» ABOUT THIS EXERCISE:
Going through the data below, find how many lines include the word "pesticides", and reply with that number alone.

» MATERIAL TO PROCESS:
Segment Open

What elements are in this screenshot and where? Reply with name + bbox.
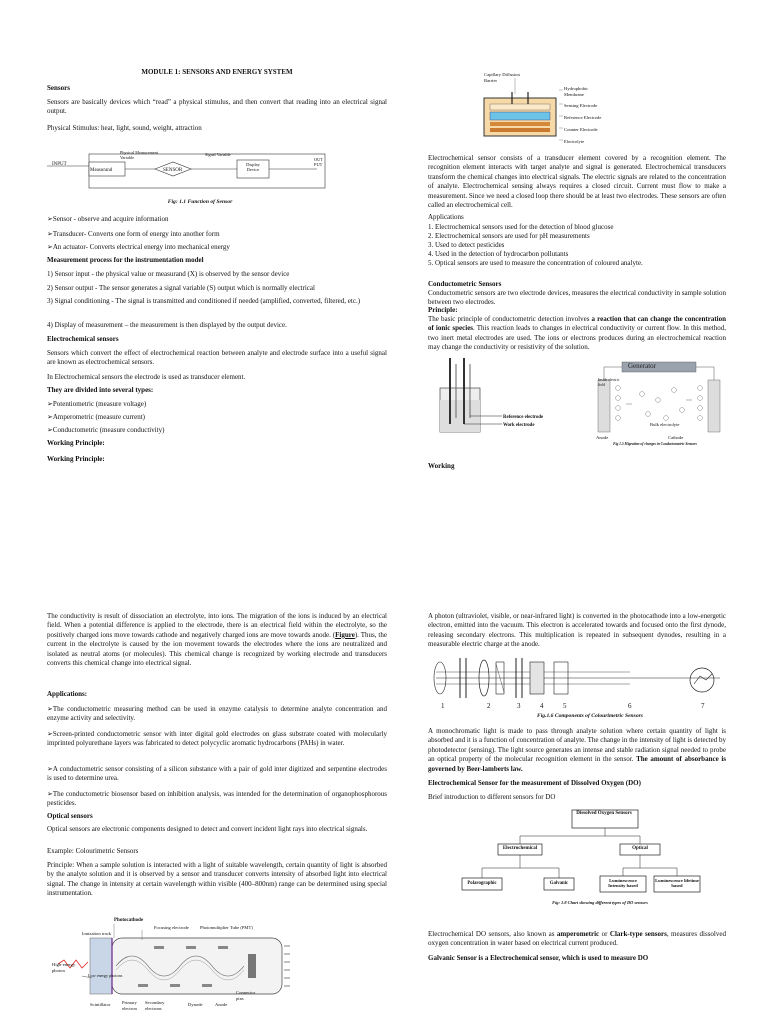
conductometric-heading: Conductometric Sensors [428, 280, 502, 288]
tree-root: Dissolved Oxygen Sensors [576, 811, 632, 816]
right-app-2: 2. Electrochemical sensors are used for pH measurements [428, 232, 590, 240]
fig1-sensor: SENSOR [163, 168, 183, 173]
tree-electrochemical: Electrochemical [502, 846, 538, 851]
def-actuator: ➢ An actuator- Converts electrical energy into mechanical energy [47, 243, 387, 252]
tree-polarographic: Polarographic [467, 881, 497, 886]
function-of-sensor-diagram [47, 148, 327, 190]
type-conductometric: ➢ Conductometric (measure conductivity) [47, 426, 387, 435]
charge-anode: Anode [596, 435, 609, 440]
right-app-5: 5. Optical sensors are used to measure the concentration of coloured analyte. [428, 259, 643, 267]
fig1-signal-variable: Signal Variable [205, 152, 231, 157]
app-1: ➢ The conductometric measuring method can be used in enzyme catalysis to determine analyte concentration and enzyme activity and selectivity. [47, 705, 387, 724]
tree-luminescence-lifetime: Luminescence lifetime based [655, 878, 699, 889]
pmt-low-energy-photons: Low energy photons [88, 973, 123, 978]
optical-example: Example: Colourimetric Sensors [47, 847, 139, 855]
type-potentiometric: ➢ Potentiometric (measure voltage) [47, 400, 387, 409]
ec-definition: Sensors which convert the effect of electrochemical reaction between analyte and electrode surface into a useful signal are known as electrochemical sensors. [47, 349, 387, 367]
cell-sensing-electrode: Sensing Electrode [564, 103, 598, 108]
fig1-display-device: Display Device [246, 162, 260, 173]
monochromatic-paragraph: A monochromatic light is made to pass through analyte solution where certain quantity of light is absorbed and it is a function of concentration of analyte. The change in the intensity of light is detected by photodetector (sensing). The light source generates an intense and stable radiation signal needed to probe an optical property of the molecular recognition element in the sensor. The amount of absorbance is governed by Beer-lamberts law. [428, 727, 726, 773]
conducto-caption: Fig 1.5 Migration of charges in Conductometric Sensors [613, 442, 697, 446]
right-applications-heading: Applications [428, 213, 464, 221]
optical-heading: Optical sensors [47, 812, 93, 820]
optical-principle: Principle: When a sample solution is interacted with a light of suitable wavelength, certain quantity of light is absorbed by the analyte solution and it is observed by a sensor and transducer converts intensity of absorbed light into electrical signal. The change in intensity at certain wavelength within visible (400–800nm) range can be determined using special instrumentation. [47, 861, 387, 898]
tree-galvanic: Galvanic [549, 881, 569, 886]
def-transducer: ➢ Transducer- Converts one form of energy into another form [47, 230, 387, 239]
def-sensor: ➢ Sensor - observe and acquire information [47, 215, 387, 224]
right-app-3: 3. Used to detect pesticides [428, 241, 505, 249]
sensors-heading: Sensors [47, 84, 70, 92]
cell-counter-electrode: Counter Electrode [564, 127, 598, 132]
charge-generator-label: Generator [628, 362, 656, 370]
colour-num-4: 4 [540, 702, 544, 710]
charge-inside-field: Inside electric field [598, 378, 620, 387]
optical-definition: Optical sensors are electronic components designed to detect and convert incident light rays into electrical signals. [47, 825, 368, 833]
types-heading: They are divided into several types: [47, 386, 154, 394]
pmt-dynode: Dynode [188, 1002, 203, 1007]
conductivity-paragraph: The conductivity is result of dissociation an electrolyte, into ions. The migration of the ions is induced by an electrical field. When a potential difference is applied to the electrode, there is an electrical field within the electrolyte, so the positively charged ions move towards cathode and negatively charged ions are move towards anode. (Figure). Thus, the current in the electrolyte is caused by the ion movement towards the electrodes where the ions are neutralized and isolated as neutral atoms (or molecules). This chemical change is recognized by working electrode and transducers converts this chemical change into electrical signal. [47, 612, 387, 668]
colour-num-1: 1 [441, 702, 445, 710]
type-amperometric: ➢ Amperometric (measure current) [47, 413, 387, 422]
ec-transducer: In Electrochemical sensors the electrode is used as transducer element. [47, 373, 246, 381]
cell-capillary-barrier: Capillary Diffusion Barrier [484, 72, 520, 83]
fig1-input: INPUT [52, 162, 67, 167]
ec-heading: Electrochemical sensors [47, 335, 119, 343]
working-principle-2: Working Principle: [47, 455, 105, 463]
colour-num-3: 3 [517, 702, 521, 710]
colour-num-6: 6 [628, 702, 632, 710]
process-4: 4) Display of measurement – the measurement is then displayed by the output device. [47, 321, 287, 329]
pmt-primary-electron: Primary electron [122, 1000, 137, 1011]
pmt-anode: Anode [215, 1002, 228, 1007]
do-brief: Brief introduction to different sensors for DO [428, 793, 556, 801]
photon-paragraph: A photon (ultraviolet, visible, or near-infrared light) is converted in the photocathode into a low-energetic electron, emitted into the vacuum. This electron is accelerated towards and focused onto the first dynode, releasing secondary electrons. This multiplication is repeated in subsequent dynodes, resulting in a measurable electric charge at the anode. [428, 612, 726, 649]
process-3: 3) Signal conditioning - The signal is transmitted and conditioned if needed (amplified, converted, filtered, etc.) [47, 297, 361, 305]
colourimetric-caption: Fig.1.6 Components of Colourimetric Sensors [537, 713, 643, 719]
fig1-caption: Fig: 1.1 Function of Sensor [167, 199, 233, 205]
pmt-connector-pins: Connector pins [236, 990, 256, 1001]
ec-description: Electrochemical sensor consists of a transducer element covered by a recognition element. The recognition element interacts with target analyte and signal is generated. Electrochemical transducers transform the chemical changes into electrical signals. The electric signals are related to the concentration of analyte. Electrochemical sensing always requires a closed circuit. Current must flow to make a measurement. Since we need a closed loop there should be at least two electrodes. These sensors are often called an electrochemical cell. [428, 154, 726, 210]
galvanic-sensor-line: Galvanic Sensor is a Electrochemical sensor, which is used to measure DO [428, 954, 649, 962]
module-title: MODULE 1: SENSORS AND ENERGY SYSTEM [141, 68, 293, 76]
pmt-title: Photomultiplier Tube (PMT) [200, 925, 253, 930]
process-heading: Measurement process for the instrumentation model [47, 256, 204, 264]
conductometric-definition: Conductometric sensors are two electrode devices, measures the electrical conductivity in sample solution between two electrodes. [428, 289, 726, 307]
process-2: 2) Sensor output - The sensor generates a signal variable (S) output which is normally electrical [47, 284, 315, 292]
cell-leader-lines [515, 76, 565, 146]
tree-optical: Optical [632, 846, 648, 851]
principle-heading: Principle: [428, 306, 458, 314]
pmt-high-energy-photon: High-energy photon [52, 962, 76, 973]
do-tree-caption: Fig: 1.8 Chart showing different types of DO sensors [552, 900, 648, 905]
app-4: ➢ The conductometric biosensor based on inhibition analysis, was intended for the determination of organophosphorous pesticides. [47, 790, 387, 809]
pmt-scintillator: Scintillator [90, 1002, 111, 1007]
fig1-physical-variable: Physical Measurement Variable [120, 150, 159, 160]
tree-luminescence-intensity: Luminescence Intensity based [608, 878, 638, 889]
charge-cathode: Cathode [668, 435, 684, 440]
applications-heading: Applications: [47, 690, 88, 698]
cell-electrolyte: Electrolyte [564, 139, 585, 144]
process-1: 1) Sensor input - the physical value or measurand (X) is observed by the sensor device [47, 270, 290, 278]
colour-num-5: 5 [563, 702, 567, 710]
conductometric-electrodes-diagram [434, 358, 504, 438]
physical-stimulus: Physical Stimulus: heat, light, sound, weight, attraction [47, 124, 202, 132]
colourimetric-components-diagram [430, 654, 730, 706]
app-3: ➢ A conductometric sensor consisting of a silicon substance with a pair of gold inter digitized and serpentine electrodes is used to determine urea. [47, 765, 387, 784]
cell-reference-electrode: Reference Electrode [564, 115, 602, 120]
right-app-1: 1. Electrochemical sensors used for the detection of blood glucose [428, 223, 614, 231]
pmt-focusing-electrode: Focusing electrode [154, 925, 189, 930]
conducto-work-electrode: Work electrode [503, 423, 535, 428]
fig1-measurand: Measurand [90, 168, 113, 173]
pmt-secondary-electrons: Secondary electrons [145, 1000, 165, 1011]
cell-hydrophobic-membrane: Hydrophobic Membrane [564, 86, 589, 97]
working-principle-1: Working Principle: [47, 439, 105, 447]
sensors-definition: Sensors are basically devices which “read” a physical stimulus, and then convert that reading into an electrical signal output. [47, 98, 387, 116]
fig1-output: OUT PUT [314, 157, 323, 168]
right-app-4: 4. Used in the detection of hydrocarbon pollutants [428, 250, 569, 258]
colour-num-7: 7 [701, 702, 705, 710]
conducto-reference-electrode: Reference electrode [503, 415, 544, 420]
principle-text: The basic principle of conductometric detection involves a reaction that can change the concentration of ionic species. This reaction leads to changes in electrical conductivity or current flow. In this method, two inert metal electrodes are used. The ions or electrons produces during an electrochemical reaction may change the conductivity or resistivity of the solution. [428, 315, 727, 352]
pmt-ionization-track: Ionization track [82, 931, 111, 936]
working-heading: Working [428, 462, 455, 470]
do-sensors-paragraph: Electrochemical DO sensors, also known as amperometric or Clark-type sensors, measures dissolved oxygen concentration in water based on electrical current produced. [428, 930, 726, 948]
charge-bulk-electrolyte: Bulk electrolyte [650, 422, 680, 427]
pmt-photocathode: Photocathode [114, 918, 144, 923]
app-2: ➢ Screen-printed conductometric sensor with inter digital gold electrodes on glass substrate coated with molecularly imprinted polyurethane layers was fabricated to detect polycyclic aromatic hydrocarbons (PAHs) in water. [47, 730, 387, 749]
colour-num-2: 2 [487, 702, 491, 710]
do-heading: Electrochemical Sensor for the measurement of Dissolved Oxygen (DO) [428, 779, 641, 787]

Segment Closed
Segment Open

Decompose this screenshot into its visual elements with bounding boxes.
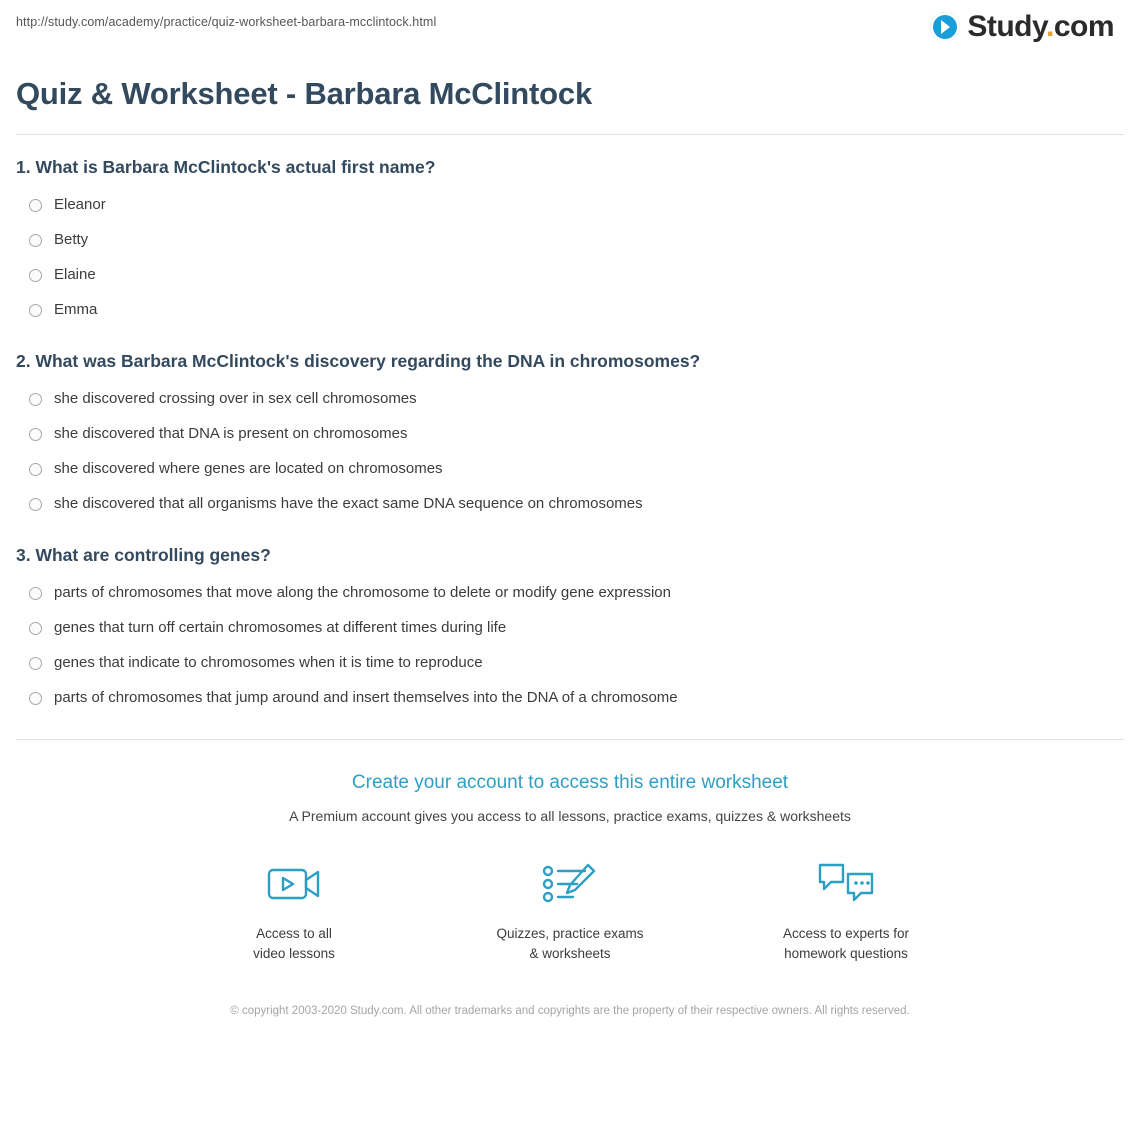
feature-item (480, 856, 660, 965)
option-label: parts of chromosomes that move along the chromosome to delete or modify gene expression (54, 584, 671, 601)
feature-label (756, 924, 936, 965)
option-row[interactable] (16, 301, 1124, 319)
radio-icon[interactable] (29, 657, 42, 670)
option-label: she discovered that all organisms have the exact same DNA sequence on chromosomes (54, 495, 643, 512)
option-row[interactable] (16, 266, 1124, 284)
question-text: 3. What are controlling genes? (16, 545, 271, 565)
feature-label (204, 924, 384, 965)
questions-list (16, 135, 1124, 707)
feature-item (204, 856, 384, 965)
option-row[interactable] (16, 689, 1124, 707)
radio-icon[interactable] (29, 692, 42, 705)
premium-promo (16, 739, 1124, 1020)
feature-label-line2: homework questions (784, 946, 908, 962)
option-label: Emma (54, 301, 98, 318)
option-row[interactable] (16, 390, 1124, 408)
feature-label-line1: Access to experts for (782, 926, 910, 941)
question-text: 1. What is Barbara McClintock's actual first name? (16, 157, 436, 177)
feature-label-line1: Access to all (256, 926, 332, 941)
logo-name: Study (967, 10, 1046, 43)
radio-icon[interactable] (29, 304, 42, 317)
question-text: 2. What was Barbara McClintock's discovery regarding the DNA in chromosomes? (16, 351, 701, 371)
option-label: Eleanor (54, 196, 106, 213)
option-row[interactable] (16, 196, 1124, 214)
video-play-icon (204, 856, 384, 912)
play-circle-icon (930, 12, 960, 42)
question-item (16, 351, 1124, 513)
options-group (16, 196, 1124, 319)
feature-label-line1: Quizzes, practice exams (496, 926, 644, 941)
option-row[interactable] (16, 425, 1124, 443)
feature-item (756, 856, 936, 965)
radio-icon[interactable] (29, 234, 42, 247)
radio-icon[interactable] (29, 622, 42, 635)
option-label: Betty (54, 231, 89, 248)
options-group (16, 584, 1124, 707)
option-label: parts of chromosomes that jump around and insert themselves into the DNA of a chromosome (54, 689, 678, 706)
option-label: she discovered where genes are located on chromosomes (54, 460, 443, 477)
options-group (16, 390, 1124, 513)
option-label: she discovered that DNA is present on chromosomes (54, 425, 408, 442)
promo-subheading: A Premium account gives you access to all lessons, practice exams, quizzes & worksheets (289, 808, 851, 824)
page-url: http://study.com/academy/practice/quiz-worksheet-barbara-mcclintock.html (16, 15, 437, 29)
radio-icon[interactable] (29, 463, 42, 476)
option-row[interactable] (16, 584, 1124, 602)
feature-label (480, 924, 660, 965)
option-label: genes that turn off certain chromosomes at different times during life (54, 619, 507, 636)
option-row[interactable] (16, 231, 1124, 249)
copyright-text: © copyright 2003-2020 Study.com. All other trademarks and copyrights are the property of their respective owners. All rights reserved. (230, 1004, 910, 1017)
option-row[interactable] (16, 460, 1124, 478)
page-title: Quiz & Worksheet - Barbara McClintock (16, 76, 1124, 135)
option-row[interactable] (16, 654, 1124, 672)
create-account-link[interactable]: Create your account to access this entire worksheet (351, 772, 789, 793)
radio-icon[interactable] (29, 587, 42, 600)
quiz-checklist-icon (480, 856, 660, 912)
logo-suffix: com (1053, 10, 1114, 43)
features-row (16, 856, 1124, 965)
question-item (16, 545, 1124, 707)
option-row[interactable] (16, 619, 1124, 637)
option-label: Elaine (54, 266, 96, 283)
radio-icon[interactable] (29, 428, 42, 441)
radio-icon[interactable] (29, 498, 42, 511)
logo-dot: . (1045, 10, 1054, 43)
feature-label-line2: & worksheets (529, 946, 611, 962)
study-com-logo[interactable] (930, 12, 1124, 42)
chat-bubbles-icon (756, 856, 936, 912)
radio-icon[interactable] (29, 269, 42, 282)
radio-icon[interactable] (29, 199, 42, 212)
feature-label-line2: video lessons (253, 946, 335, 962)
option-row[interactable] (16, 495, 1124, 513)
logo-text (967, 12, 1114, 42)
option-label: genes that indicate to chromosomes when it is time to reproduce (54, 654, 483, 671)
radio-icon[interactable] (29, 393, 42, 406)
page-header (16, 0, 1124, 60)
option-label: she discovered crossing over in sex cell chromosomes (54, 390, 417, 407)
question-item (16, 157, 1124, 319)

Segment Closed

» EXERCISE RESPONSE:
2